• **Task directions**:
From the entries below, copy every line that holds the word "coredns".

Items from a data source
◆ ◆ ◆ ◆

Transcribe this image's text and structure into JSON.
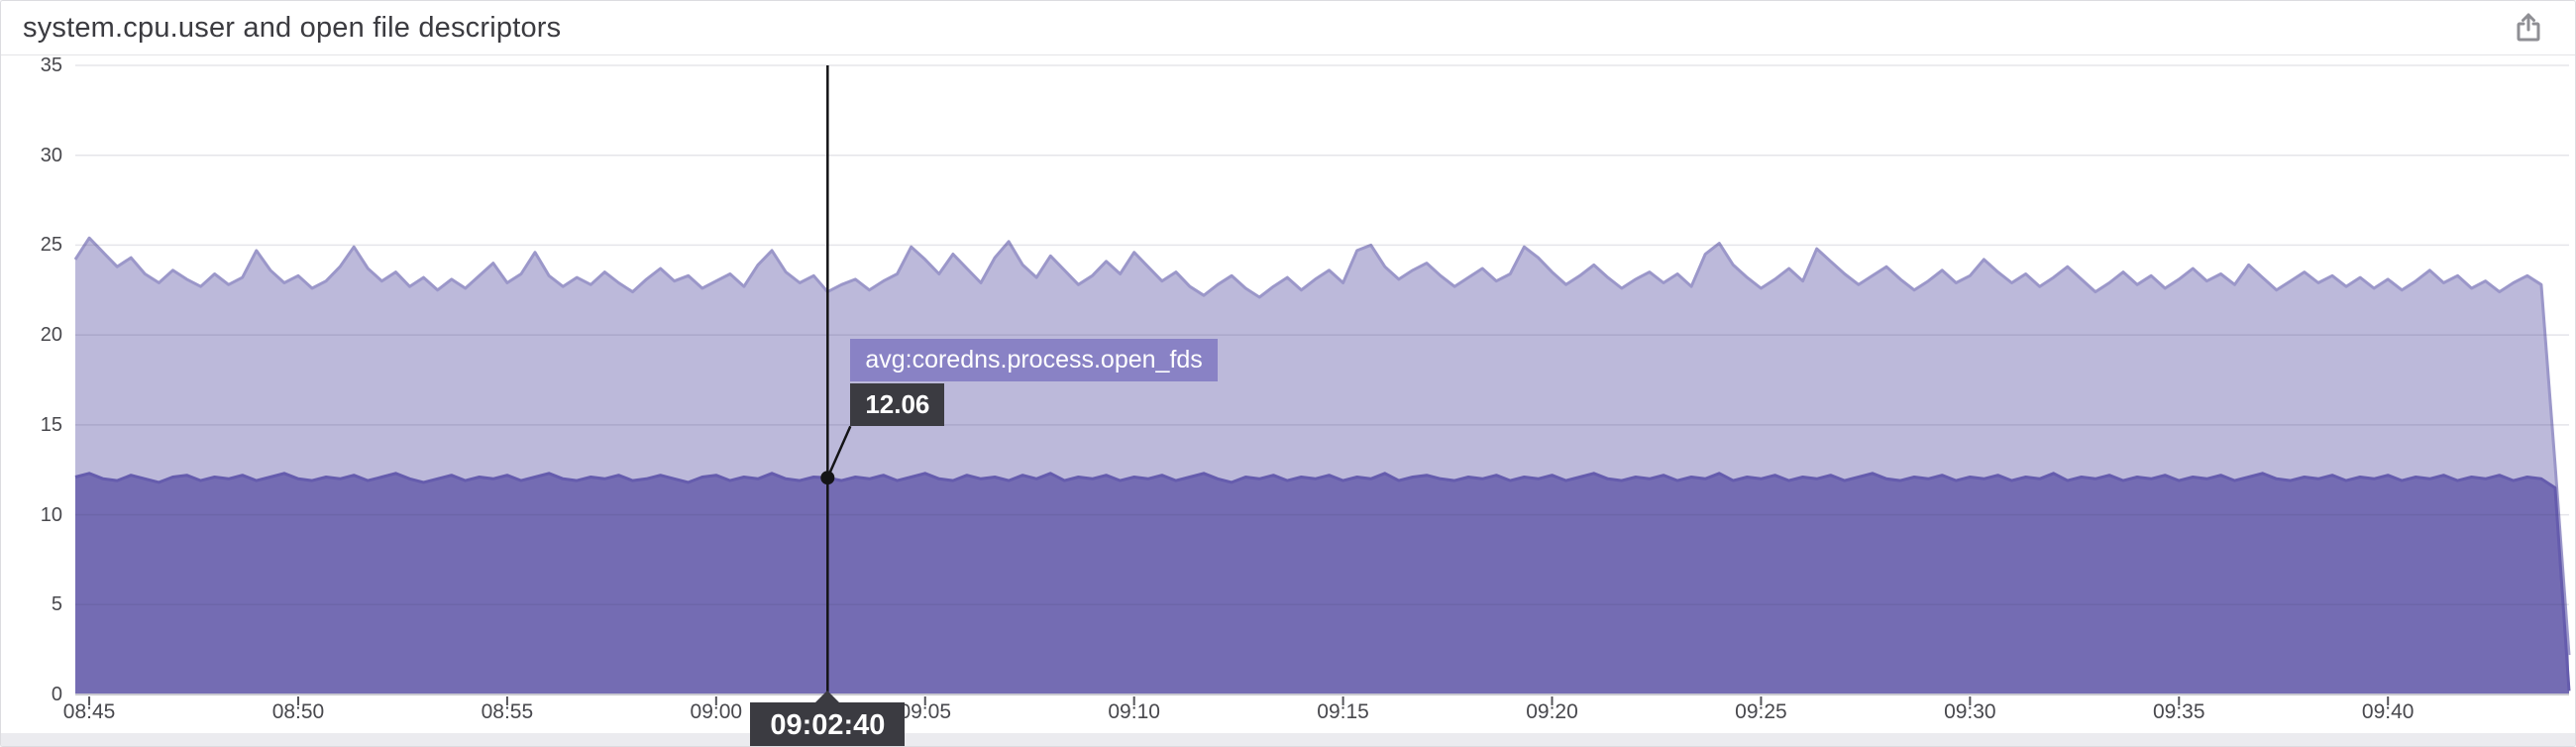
{
  "header": {
    "title": "system.cpu.user and open file descriptors",
    "share_icon": "share-export-icon"
  },
  "colors": {
    "cpu_fill": "#bcb9da",
    "cpu_stroke": "#9b97c9",
    "fds_fill": "#746cb3",
    "fds_stroke": "#655cad",
    "grid": "rgba(72,72,105,0.14)",
    "axis_line": "#c9c9cf",
    "tick_mark": "#55555a",
    "crosshair": "#141416",
    "tooltip_label_bg": "#8680c4",
    "tooltip_dark_bg": "#3b3b41"
  },
  "tooltip": {
    "series_label": "avg:coredns.process.open_fds",
    "value": "12.06",
    "time": "09:02:40",
    "point_index": 54
  },
  "chart_data": {
    "type": "area",
    "title": "system.cpu.user and open file descriptors",
    "xlabel": "",
    "ylabel": "",
    "ylim": [
      0,
      35
    ],
    "grid": true,
    "legend_position": "none",
    "x_start": "08:44:40",
    "x_step_seconds": 20,
    "y_ticks": [
      35,
      30,
      25,
      20,
      15,
      10,
      5,
      0
    ],
    "x_ticks": [
      {
        "label": "08:45",
        "index": 1
      },
      {
        "label": "08:50",
        "index": 16
      },
      {
        "label": "08:55",
        "index": 31
      },
      {
        "label": "09:00",
        "index": 46
      },
      {
        "label": "09:05",
        "index": 61
      },
      {
        "label": "09:10",
        "index": 76
      },
      {
        "label": "09:15",
        "index": 91
      },
      {
        "label": "09:20",
        "index": 106
      },
      {
        "label": "09:25",
        "index": 121
      },
      {
        "label": "09:30",
        "index": 136
      },
      {
        "label": "09:35",
        "index": 151
      },
      {
        "label": "09:40",
        "index": 166
      }
    ],
    "series": [
      {
        "name": "system.cpu.user",
        "values": [
          24.2,
          25.4,
          24.6,
          23.8,
          24.3,
          23.4,
          22.9,
          23.6,
          23.1,
          22.7,
          23.4,
          22.8,
          23.2,
          24.7,
          23.6,
          22.9,
          23.3,
          22.6,
          23.0,
          23.8,
          24.9,
          23.7,
          23.0,
          23.5,
          22.7,
          23.2,
          22.5,
          23.1,
          22.6,
          23.3,
          24.0,
          22.9,
          23.4,
          24.6,
          23.3,
          22.7,
          23.2,
          22.8,
          23.5,
          22.9,
          22.4,
          23.1,
          23.7,
          23.0,
          23.3,
          22.6,
          23.0,
          23.4,
          22.7,
          23.9,
          24.7,
          23.5,
          22.9,
          23.3,
          22.4,
          22.8,
          23.1,
          22.5,
          23.0,
          23.4,
          24.9,
          24.2,
          23.4,
          24.5,
          23.7,
          22.9,
          24.3,
          25.2,
          23.9,
          23.2,
          24.4,
          23.6,
          22.8,
          23.3,
          24.1,
          23.4,
          24.6,
          23.8,
          23.0,
          23.5,
          22.7,
          22.2,
          22.8,
          23.3,
          22.6,
          22.1,
          22.7,
          23.2,
          22.5,
          23.1,
          23.6,
          22.9,
          24.7,
          25.0,
          23.8,
          23.1,
          23.6,
          24.0,
          23.3,
          22.7,
          23.2,
          23.7,
          23.0,
          23.4,
          24.9,
          24.3,
          23.5,
          22.8,
          23.3,
          23.9,
          23.2,
          22.6,
          23.1,
          23.5,
          22.9,
          23.4,
          22.7,
          24.5,
          25.1,
          23.9,
          23.2,
          22.6,
          23.1,
          23.7,
          23.0,
          24.8,
          24.1,
          23.4,
          22.8,
          23.3,
          23.8,
          23.1,
          22.5,
          23.0,
          23.6,
          22.9,
          23.3,
          24.2,
          23.5,
          22.9,
          23.4,
          22.7,
          23.2,
          23.8,
          23.1,
          22.4,
          22.9,
          23.5,
          22.8,
          23.3,
          22.6,
          23.1,
          23.7,
          23.0,
          23.4,
          22.8,
          23.9,
          23.2,
          22.5,
          23.0,
          23.5,
          22.9,
          23.3,
          22.7,
          23.2,
          22.6,
          23.1,
          22.5,
          23.0,
          23.6,
          22.9,
          23.3,
          22.6,
          23.0,
          22.4,
          22.9,
          23.3,
          22.8,
          12.8,
          2.2
        ]
      },
      {
        "name": "avg:coredns.process.open_fds",
        "values": [
          12.1,
          12.3,
          12.0,
          11.9,
          12.2,
          12.0,
          11.8,
          12.1,
          12.2,
          11.9,
          12.1,
          12.0,
          12.2,
          11.9,
          12.1,
          12.3,
          12.0,
          11.9,
          12.1,
          12.0,
          12.2,
          11.9,
          12.1,
          12.3,
          12.0,
          11.8,
          12.0,
          12.2,
          11.9,
          12.1,
          12.0,
          12.2,
          11.9,
          12.1,
          12.3,
          12.0,
          11.9,
          12.1,
          12.0,
          12.2,
          11.9,
          12.0,
          12.2,
          12.0,
          11.8,
          12.1,
          12.2,
          11.9,
          12.1,
          12.0,
          12.3,
          12.0,
          11.9,
          12.1,
          12.06,
          11.9,
          12.1,
          12.0,
          12.2,
          11.9,
          12.1,
          12.3,
          12.0,
          11.9,
          12.2,
          12.0,
          12.1,
          11.9,
          12.2,
          12.0,
          12.3,
          11.9,
          12.1,
          12.0,
          12.2,
          11.9,
          12.1,
          12.0,
          12.2,
          11.9,
          12.1,
          12.3,
          12.0,
          11.8,
          12.1,
          12.0,
          12.2,
          11.9,
          12.1,
          12.0,
          12.2,
          11.9,
          12.1,
          12.0,
          12.3,
          11.9,
          12.1,
          12.2,
          12.0,
          11.9,
          12.1,
          12.0,
          12.2,
          11.9,
          12.1,
          12.0,
          12.2,
          11.9,
          12.1,
          12.3,
          12.0,
          11.9,
          12.1,
          12.0,
          12.2,
          11.9,
          12.1,
          12.0,
          12.3,
          11.9,
          12.1,
          12.0,
          12.2,
          11.9,
          12.1,
          12.0,
          12.2,
          11.9,
          12.1,
          12.3,
          12.0,
          11.9,
          12.1,
          12.0,
          12.2,
          11.9,
          12.1,
          12.0,
          12.2,
          11.9,
          12.1,
          12.0,
          12.3,
          11.9,
          12.1,
          12.0,
          12.2,
          11.9,
          12.1,
          12.0,
          12.2,
          11.9,
          12.1,
          12.0,
          12.2,
          11.9,
          12.1,
          12.3,
          12.0,
          11.9,
          12.1,
          12.0,
          12.2,
          11.9,
          12.1,
          12.0,
          12.2,
          11.9,
          12.1,
          12.0,
          12.2,
          11.9,
          12.1,
          12.0,
          12.2,
          11.9,
          12.1,
          12.0,
          11.5,
          0.2
        ]
      }
    ]
  }
}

◆ ◆ ◆ ◆

• **Response to the task**:
    "series_label": "avg:coredns.process.open_fds",
        "name": "avg:coredns.process.open_fds",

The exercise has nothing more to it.